Written request
From the records below, give the number of lines that contain the string "WHITE", without any other text.

Data

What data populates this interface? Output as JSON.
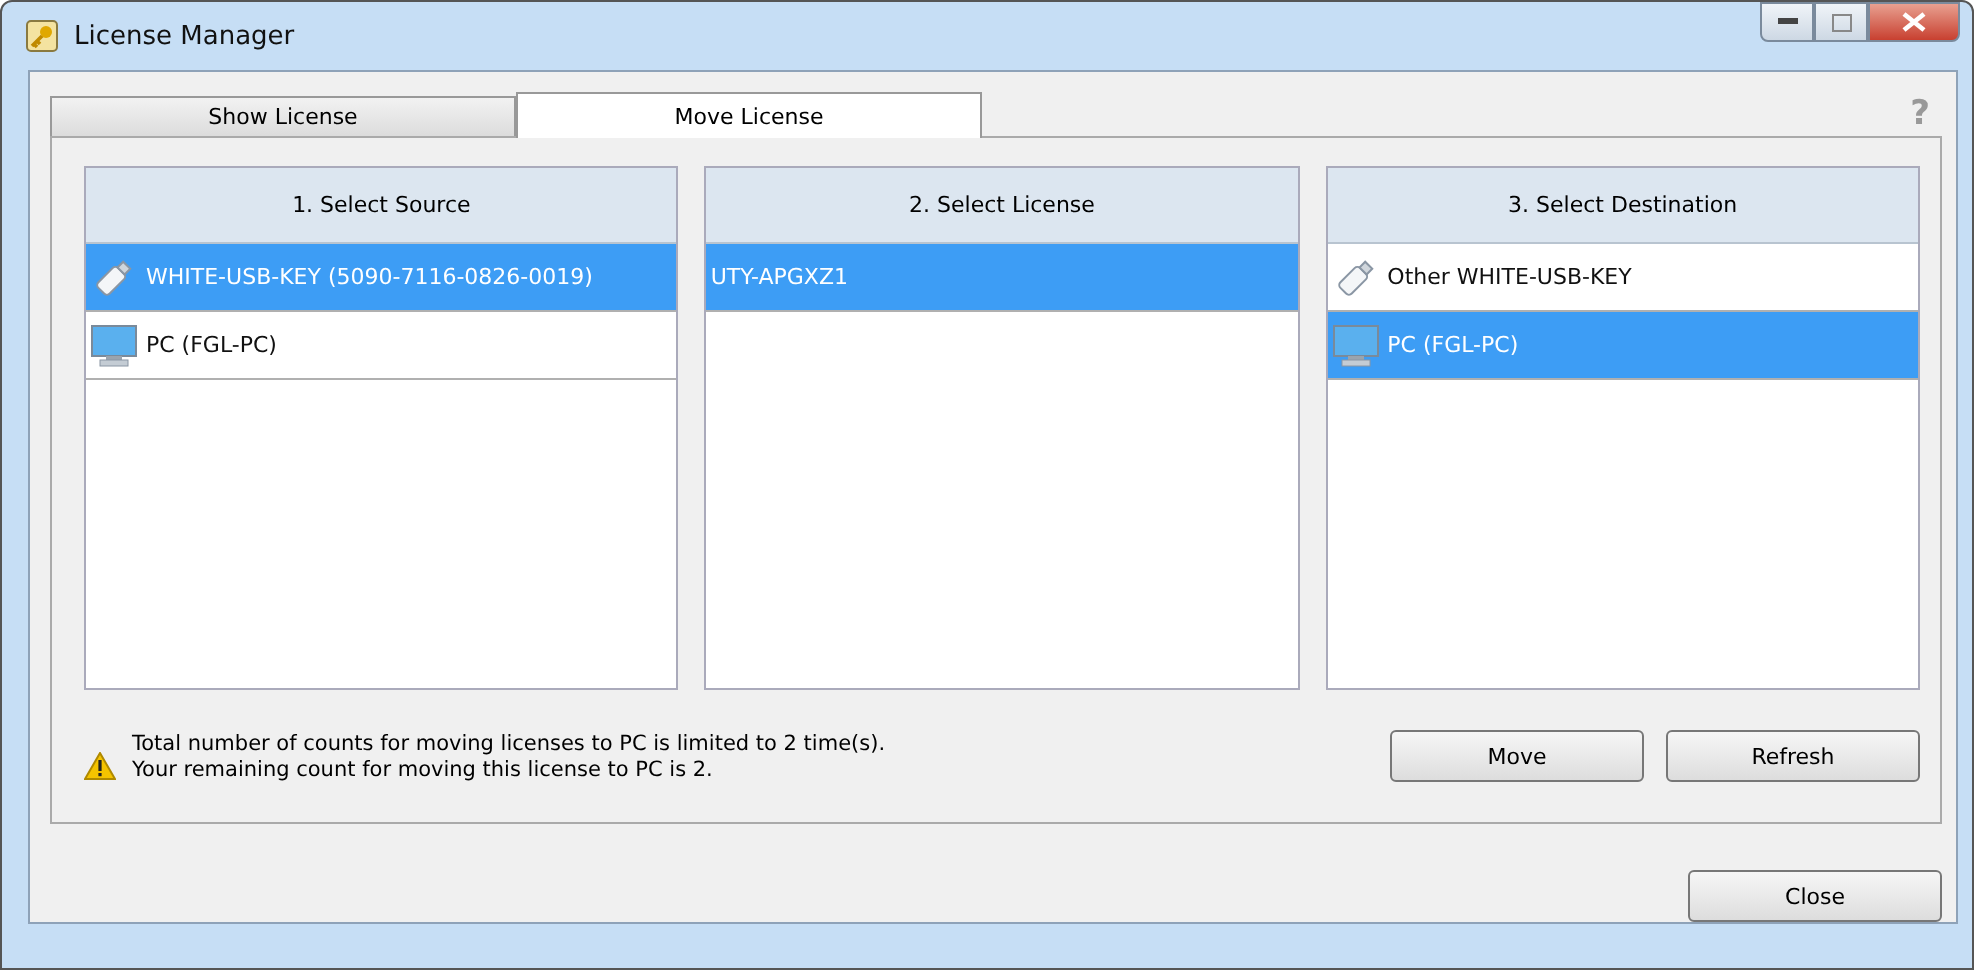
{
  "window": {
    "title": "License Manager"
  },
  "tabs": [
    {
      "label": "Show License",
      "selected": false
    },
    {
      "label": "Move License",
      "selected": true
    }
  ],
  "help": "?",
  "lists": [
    {
      "title": "1. Select Source",
      "items": [
        {
          "label": "WHITE-USB-KEY (5090-7116-0826-0019)",
          "kind": "usb",
          "selected": true
        },
        {
          "label": "PC (FGL-PC)",
          "kind": "pc",
          "selected": false
        }
      ]
    },
    {
      "title": "2. Select License",
      "items": [
        {
          "label": "UTY-APGXZ1",
          "kind": "plain",
          "selected": true
        }
      ]
    },
    {
      "title": "3. Select Destination",
      "items": [
        {
          "label": "Other WHITE-USB-KEY",
          "kind": "usb",
          "selected": false
        },
        {
          "label": "PC (FGL-PC)",
          "kind": "pc",
          "selected": true
        }
      ]
    }
  ],
  "notice": [
    "Total number of counts for moving licenses to PC is limited to 2 time(s).",
    "Your remaining count for moving this license to PC is 2."
  ],
  "actions": [
    "Move",
    "Refresh"
  ],
  "close": "Close"
}
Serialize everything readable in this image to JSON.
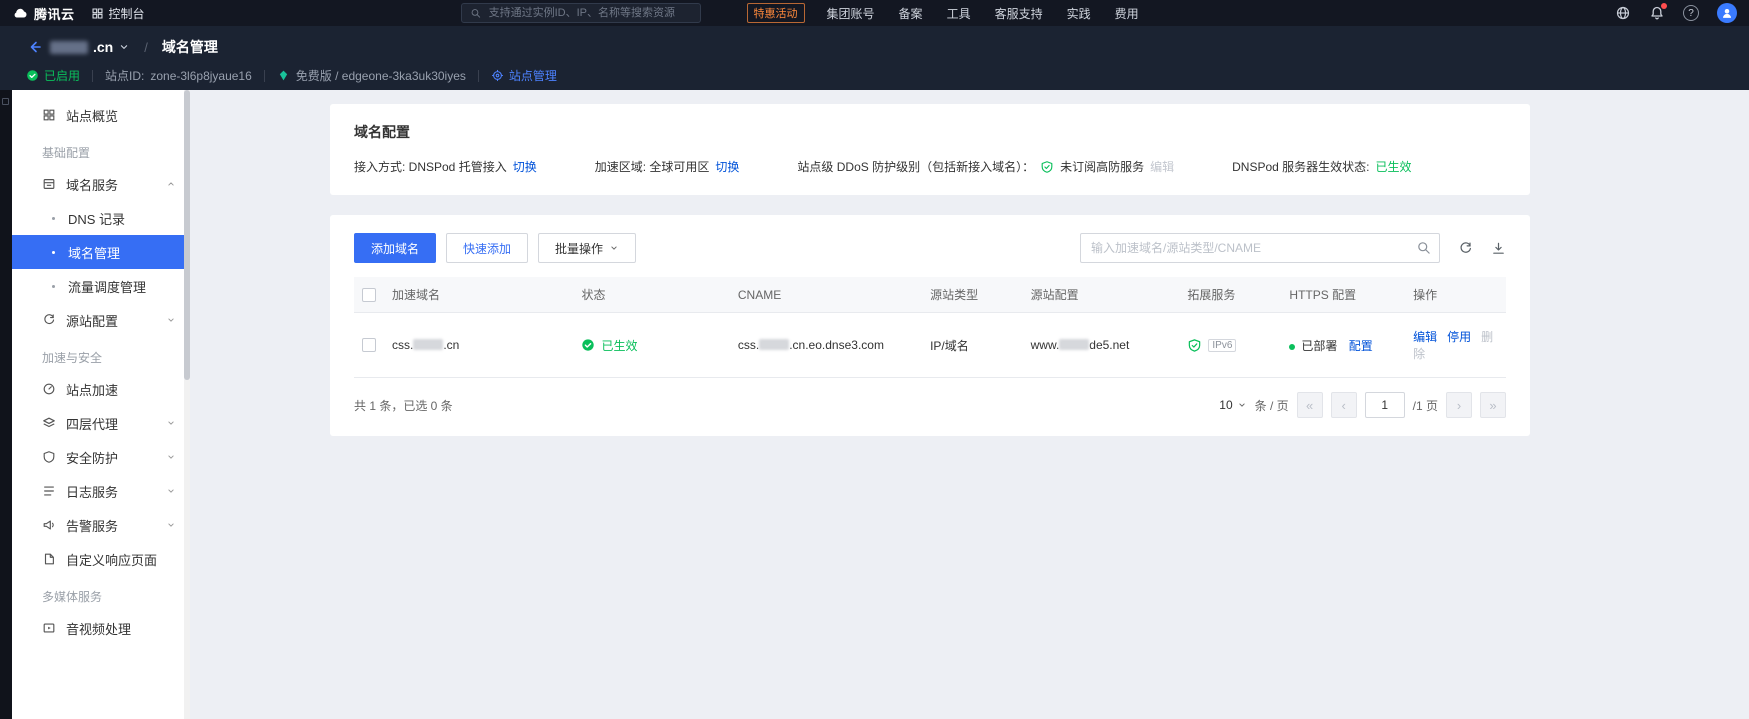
{
  "colors": {
    "accent_blue": "#366ef4",
    "link_blue": "#0052d9",
    "success_green": "#0abf5b",
    "promo_orange": "#ff8a3c"
  },
  "topbar": {
    "brand": "腾讯云",
    "console_label": "控制台",
    "search_placeholder": "支持通过实例ID、IP、名称等搜索资源",
    "promo": "特惠活动",
    "links": [
      "集团账号",
      "备案",
      "工具",
      "客服支持",
      "实践",
      "费用"
    ],
    "help_glyph": "?"
  },
  "site_header": {
    "site_suffix": ".cn",
    "divider": "/",
    "breadcrumb_current": "域名管理",
    "status_badge": "已启用",
    "site_id_label": "站点ID:",
    "site_id": "zone-3l6p8jyaue16",
    "plan": "免费版 / edgeone-3ka3uk30iyes",
    "site_manage": "站点管理"
  },
  "sidebar": {
    "items": [
      "站点概览",
      "基础配置",
      "域名服务",
      "DNS 记录",
      "域名管理",
      "流量调度管理",
      "源站配置",
      "加速与安全",
      "站点加速",
      "四层代理",
      "安全防护",
      "日志服务",
      "告警服务",
      "自定义响应页面",
      "多媒体服务",
      "音视频处理"
    ]
  },
  "config_card": {
    "title": "域名配置",
    "access_label": "接入方式: DNSPod 托管接入",
    "access_action": "切换",
    "region_label": "加速区域: 全球可用区",
    "region_action": "切换",
    "ddos_label": "站点级 DDoS 防护级别（包括新接入域名）：",
    "ddos_value": "未订阅高防服务",
    "ddos_action": "编辑",
    "dns_label": "DNSPod 服务器生效状态:",
    "dns_value": "已生效"
  },
  "domain_table": {
    "add_button": "添加域名",
    "quick_add_button": "快速添加",
    "batch_button": "批量操作",
    "search_placeholder": "输入加速域名/源站类型/CNAME",
    "columns": [
      "加速域名",
      "状态",
      "CNAME",
      "源站类型",
      "源站配置",
      "拓展服务",
      "HTTPS 配置",
      "操作"
    ],
    "row": {
      "domain_prefix": "css.",
      "domain_suffix": ".cn",
      "status": "已生效",
      "cname_prefix": "css.",
      "cname_suffix": ".cn.eo.dnse3.com",
      "origin_type": "IP/域名",
      "origin_prefix": "www.",
      "origin_suffix": "de5.net",
      "ipv6_badge": "IPv6",
      "https_status": "已部署",
      "https_action": "配置",
      "action_edit": "编辑",
      "action_disable": "停用",
      "action_delete": "删除"
    },
    "footer": {
      "summary": "共 1 条，已选 0 条",
      "page_size": "10",
      "page_size_unit": "条 / 页",
      "current_page": "1",
      "total_pages": "/1 页",
      "pager_first": "«",
      "pager_prev": "‹",
      "pager_next": "›",
      "pager_last": "»"
    }
  }
}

Correct response
2